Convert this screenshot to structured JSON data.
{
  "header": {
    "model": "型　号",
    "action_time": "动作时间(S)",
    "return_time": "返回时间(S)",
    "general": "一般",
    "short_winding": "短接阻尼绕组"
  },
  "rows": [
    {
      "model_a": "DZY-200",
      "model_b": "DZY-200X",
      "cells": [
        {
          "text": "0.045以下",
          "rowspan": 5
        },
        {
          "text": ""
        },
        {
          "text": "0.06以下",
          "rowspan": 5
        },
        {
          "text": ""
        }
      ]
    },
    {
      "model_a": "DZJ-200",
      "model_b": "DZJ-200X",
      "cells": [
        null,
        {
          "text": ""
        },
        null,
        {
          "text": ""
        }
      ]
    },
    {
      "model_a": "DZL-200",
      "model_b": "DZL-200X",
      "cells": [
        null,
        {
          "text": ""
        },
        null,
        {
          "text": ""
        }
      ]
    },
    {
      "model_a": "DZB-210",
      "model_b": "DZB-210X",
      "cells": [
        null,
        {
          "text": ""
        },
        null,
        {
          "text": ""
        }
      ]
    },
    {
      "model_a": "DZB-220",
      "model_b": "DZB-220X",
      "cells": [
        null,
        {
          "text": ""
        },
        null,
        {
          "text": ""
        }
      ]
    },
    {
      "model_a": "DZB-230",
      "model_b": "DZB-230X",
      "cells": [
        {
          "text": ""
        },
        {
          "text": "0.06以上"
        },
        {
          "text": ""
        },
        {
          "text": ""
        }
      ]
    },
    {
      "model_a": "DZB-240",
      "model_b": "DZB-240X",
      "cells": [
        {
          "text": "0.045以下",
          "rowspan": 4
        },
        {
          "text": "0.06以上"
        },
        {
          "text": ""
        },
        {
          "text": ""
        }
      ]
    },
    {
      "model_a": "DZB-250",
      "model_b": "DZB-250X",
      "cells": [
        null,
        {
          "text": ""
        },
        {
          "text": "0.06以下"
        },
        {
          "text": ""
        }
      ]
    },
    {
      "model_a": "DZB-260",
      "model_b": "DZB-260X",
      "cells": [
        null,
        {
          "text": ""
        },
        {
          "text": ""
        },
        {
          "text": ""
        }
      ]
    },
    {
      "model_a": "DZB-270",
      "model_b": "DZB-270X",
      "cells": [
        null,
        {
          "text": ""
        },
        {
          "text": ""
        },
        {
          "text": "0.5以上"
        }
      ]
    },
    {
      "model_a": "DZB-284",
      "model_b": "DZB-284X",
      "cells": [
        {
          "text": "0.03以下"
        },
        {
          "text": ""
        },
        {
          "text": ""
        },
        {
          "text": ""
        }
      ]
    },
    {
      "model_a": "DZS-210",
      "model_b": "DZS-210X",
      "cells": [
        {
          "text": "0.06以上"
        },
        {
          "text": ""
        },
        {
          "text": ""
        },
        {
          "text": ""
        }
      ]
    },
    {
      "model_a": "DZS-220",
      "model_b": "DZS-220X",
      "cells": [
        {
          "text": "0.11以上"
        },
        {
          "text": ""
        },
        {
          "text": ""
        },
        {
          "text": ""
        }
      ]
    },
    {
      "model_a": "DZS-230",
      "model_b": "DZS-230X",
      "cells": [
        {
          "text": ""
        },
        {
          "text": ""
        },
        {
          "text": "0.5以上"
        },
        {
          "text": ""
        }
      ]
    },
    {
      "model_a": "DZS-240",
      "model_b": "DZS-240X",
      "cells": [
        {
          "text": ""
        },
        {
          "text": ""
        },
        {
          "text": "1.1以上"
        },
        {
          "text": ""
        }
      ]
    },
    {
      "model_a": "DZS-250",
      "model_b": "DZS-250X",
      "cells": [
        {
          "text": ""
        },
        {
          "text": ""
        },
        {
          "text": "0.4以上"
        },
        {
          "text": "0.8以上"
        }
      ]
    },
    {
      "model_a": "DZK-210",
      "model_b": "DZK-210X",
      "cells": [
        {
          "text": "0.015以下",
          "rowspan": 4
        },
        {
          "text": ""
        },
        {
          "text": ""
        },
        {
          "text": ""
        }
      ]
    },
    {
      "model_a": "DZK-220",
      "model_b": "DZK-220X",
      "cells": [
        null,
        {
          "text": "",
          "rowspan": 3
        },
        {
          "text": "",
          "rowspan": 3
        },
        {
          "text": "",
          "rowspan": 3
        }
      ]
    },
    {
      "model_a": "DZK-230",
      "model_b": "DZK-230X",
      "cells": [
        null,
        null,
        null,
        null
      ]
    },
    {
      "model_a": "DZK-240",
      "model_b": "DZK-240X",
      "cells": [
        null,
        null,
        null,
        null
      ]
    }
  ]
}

TASK TO CARRY OUT: Every line above should be retyped exactly as given.

SOLUTION FOR THIS PROBLEM:
Convert this screenshot to structured JSON data.
{
  "header": {
    "model": "型　号",
    "action_time": "动作时间(S)",
    "return_time": "返回时间(S)",
    "general": "一般",
    "short_winding": "短接阻尼绕组"
  },
  "rows": [
    {
      "model_a": "DZY-200",
      "model_b": "DZY-200X",
      "cells": [
        {
          "text": "0.045以下",
          "rowspan": 5
        },
        {
          "text": ""
        },
        {
          "text": "0.06以下",
          "rowspan": 5
        },
        {
          "text": ""
        }
      ]
    },
    {
      "model_a": "DZJ-200",
      "model_b": "DZJ-200X",
      "cells": [
        null,
        {
          "text": ""
        },
        null,
        {
          "text": ""
        }
      ]
    },
    {
      "model_a": "DZL-200",
      "model_b": "DZL-200X",
      "cells": [
        null,
        {
          "text": ""
        },
        null,
        {
          "text": ""
        }
      ]
    },
    {
      "model_a": "DZB-210",
      "model_b": "DZB-210X",
      "cells": [
        null,
        {
          "text": ""
        },
        null,
        {
          "text": ""
        }
      ]
    },
    {
      "model_a": "DZB-220",
      "model_b": "DZB-220X",
      "cells": [
        null,
        {
          "text": ""
        },
        null,
        {
          "text": ""
        }
      ]
    },
    {
      "model_a": "DZB-230",
      "model_b": "DZB-230X",
      "cells": [
        {
          "text": ""
        },
        {
          "text": "0.06以上"
        },
        {
          "text": ""
        },
        {
          "text": ""
        }
      ]
    },
    {
      "model_a": "DZB-240",
      "model_b": "DZB-240X",
      "cells": [
        {
          "text": "0.045以下",
          "rowspan": 4
        },
        {
          "text": "0.06以上"
        },
        {
          "text": ""
        },
        {
          "text": ""
        }
      ]
    },
    {
      "model_a": "DZB-250",
      "model_b": "DZB-250X",
      "cells": [
        null,
        {
          "text": ""
        },
        {
          "text": "0.06以下"
        },
        {
          "text": ""
        }
      ]
    },
    {
      "model_a": "DZB-260",
      "model_b": "DZB-260X",
      "cells": [
        null,
        {
          "text": ""
        },
        {
          "text": ""
        },
        {
          "text": ""
        }
      ]
    },
    {
      "model_a": "DZB-270",
      "model_b": "DZB-270X",
      "cells": [
        null,
        {
          "text": ""
        },
        {
          "text": ""
        },
        {
          "text": "0.5以上"
        }
      ]
    },
    {
      "model_a": "DZB-284",
      "model_b": "DZB-284X",
      "cells": [
        {
          "text": "0.03以下"
        },
        {
          "text": ""
        },
        {
          "text": ""
        },
        {
          "text": ""
        }
      ]
    },
    {
      "model_a": "DZS-210",
      "model_b": "DZS-210X",
      "cells": [
        {
          "text": "0.06以上"
        },
        {
          "text": ""
        },
        {
          "text": ""
        },
        {
          "text": ""
        }
      ]
    },
    {
      "model_a": "DZS-220",
      "model_b": "DZS-220X",
      "cells": [
        {
          "text": "0.11以上"
        },
        {
          "text": ""
        },
        {
          "text": ""
        },
        {
          "text": ""
        }
      ]
    },
    {
      "model_a": "DZS-230",
      "model_b": "DZS-230X",
      "cells": [
        {
          "text": ""
        },
        {
          "text": ""
        },
        {
          "text": "0.5以上"
        },
        {
          "text": ""
        }
      ]
    },
    {
      "model_a": "DZS-240",
      "model_b": "DZS-240X",
      "cells": [
        {
          "text": ""
        },
        {
          "text": ""
        },
        {
          "text": "1.1以上"
        },
        {
          "text": ""
        }
      ]
    },
    {
      "model_a": "DZS-250",
      "model_b": "DZS-250X",
      "cells": [
        {
          "text": ""
        },
        {
          "text": ""
        },
        {
          "text": "0.4以上"
        },
        {
          "text": "0.8以上"
        }
      ]
    },
    {
      "model_a": "DZK-210",
      "model_b": "DZK-210X",
      "cells": [
        {
          "text": "0.015以下",
          "rowspan": 4
        },
        {
          "text": ""
        },
        {
          "text": ""
        },
        {
          "text": ""
        }
      ]
    },
    {
      "model_a": "DZK-220",
      "model_b": "DZK-220X",
      "cells": [
        null,
        {
          "text": "",
          "rowspan": 3
        },
        {
          "text": "",
          "rowspan": 3
        },
        {
          "text": "",
          "rowspan": 3
        }
      ]
    },
    {
      "model_a": "DZK-230",
      "model_b": "DZK-230X",
      "cells": [
        null,
        null,
        null,
        null
      ]
    },
    {
      "model_a": "DZK-240",
      "model_b": "DZK-240X",
      "cells": [
        null,
        null,
        null,
        null
      ]
    }
  ]
}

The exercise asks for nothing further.